* **Input material**:
+---+
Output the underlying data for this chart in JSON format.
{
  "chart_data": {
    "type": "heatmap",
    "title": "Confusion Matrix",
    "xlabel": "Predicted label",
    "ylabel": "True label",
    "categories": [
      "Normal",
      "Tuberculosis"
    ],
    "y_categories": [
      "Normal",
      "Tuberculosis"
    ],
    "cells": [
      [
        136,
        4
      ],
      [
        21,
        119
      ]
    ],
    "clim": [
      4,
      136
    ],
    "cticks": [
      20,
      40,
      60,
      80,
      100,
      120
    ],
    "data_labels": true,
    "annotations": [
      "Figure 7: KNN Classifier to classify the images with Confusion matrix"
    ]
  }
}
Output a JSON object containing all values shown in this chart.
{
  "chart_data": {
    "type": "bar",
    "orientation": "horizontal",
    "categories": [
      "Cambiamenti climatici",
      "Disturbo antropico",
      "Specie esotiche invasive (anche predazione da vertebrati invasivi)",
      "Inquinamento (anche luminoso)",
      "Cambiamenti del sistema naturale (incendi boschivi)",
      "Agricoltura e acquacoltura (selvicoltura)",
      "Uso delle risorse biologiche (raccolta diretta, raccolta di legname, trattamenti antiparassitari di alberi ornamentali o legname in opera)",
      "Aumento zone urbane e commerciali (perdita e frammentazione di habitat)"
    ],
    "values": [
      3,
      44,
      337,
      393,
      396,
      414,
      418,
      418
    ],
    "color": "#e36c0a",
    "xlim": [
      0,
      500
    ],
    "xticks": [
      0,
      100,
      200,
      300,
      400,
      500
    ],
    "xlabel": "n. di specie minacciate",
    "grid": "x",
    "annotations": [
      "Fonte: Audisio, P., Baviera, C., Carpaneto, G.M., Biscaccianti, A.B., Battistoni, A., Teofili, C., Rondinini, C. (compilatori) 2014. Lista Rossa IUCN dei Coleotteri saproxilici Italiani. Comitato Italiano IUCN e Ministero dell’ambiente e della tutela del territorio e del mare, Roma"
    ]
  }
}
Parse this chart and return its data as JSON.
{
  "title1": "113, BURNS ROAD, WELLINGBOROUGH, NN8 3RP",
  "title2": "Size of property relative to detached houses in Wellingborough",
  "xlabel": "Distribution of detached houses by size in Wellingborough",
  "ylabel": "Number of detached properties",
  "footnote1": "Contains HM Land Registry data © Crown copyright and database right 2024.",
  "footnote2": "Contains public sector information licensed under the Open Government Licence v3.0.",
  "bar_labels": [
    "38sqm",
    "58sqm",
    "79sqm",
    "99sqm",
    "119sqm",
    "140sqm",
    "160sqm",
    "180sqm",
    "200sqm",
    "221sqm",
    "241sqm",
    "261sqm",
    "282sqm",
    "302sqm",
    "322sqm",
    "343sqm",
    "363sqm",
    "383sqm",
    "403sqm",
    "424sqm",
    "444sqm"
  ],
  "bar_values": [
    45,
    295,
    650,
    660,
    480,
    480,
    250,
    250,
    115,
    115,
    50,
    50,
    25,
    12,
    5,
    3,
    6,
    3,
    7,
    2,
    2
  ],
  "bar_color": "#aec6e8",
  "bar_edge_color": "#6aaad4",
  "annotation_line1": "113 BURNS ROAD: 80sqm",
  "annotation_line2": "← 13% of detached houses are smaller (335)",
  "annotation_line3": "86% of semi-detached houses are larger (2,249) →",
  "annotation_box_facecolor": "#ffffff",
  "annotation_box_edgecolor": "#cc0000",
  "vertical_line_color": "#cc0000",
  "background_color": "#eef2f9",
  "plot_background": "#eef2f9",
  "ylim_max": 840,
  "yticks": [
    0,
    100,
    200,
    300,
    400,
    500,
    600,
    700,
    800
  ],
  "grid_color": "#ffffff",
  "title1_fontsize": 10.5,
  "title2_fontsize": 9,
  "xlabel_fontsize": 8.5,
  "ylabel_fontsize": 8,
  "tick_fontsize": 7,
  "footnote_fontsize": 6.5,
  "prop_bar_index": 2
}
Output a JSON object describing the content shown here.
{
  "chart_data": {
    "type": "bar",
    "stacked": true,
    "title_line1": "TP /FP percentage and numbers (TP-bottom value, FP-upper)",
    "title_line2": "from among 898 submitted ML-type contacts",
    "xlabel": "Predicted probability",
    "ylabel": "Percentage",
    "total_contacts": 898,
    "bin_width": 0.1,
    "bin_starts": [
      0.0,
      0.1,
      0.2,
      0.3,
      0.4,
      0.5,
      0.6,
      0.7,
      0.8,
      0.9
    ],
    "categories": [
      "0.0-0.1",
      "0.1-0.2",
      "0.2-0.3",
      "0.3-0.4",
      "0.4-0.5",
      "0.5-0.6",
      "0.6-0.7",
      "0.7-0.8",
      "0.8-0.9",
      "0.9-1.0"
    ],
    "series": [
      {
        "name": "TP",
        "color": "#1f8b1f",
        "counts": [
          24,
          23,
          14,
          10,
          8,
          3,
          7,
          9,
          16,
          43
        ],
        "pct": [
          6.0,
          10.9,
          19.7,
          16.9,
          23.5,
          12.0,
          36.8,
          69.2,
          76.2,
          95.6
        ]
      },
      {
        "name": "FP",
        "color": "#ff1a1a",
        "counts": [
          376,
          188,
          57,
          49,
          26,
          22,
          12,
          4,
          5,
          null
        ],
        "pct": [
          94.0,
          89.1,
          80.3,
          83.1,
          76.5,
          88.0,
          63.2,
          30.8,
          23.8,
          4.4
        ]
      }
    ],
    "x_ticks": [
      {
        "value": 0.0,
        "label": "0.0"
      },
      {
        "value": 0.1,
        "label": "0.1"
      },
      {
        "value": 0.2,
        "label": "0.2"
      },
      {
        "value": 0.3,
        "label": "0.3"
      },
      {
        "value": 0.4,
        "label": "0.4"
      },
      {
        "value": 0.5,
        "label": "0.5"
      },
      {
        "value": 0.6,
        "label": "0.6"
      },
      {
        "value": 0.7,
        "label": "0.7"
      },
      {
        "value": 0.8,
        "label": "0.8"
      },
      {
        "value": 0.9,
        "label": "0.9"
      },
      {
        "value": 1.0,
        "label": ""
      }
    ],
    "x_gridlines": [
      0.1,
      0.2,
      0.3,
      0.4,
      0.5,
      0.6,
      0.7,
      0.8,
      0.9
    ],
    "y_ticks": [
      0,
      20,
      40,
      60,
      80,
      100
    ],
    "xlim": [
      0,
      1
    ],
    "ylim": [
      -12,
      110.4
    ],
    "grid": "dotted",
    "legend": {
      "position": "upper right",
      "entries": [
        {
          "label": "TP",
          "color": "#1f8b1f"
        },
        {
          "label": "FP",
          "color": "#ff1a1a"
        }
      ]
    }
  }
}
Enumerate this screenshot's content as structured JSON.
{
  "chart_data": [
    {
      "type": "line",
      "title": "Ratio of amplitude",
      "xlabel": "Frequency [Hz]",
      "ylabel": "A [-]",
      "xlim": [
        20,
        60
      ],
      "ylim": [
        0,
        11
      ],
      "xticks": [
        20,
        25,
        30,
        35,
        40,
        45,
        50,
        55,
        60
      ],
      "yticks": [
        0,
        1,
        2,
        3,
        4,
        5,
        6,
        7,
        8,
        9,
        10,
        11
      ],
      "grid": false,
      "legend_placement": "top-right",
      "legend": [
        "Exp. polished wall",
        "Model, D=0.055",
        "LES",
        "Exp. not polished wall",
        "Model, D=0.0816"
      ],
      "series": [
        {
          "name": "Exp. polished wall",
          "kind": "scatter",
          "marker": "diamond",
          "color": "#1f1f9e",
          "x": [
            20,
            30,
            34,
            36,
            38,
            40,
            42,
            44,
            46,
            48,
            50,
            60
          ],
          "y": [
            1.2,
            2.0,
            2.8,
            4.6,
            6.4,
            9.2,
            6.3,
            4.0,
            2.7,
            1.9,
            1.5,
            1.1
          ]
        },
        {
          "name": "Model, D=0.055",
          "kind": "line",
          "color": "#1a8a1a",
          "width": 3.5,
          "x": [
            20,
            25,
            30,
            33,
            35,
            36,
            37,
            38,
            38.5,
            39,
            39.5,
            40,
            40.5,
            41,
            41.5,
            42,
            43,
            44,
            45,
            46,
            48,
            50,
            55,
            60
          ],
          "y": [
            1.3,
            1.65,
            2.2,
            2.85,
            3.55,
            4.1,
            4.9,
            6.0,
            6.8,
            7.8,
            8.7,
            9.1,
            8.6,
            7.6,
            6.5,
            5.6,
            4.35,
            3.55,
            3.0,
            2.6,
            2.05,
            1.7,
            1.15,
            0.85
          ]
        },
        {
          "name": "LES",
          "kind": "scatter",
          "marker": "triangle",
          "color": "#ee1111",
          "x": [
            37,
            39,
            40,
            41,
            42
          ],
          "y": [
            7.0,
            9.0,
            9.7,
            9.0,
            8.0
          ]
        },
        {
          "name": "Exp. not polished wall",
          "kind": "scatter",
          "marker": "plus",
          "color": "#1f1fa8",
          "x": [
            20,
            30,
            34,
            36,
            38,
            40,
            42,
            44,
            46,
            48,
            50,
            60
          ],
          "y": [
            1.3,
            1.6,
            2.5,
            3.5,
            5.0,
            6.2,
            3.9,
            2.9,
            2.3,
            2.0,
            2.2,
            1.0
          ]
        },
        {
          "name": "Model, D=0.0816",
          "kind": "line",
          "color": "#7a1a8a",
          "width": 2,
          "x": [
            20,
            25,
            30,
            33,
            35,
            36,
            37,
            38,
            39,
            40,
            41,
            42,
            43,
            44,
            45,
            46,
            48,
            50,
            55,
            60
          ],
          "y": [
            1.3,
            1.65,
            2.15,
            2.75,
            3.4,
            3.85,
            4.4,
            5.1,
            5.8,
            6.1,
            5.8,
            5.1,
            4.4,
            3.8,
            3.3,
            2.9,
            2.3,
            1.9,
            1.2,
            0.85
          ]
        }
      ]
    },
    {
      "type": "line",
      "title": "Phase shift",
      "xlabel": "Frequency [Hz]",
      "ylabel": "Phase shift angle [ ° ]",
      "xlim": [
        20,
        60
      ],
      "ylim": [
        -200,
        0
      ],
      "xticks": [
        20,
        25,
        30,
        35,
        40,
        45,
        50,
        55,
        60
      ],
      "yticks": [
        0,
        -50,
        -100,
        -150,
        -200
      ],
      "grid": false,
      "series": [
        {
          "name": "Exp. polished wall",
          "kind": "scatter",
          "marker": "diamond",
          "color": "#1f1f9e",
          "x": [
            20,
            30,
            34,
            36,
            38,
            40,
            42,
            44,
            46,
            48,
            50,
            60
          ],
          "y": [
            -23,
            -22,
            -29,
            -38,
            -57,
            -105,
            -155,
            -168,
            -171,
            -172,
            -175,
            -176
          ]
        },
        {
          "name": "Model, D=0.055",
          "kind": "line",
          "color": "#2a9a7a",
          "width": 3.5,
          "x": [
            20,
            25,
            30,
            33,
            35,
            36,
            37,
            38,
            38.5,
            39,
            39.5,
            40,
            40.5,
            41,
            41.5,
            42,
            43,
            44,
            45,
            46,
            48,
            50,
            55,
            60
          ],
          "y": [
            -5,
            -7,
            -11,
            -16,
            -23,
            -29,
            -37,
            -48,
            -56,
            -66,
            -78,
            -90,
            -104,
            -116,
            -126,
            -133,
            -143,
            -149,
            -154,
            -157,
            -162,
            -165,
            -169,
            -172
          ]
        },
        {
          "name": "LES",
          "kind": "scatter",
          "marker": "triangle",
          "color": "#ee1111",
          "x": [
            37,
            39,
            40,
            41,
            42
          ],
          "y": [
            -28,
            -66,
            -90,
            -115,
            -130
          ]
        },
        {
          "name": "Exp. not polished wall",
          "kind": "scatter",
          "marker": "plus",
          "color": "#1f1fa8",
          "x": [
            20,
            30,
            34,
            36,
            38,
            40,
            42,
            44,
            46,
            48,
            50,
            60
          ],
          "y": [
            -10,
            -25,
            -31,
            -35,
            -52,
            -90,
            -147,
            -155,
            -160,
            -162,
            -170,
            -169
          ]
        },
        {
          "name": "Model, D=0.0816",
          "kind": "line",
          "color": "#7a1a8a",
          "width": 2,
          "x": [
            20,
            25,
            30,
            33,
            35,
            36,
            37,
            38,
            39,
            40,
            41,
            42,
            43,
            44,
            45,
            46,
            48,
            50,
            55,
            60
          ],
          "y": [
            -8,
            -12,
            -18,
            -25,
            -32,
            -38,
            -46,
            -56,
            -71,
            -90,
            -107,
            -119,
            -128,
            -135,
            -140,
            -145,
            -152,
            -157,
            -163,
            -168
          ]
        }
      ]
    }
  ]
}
+---+
Find each line with the string "Phase" and copy it out.

* **Output of the task**:
      "title": "Phase shift",
      "ylabel": "Phase shift angle [ ° ]",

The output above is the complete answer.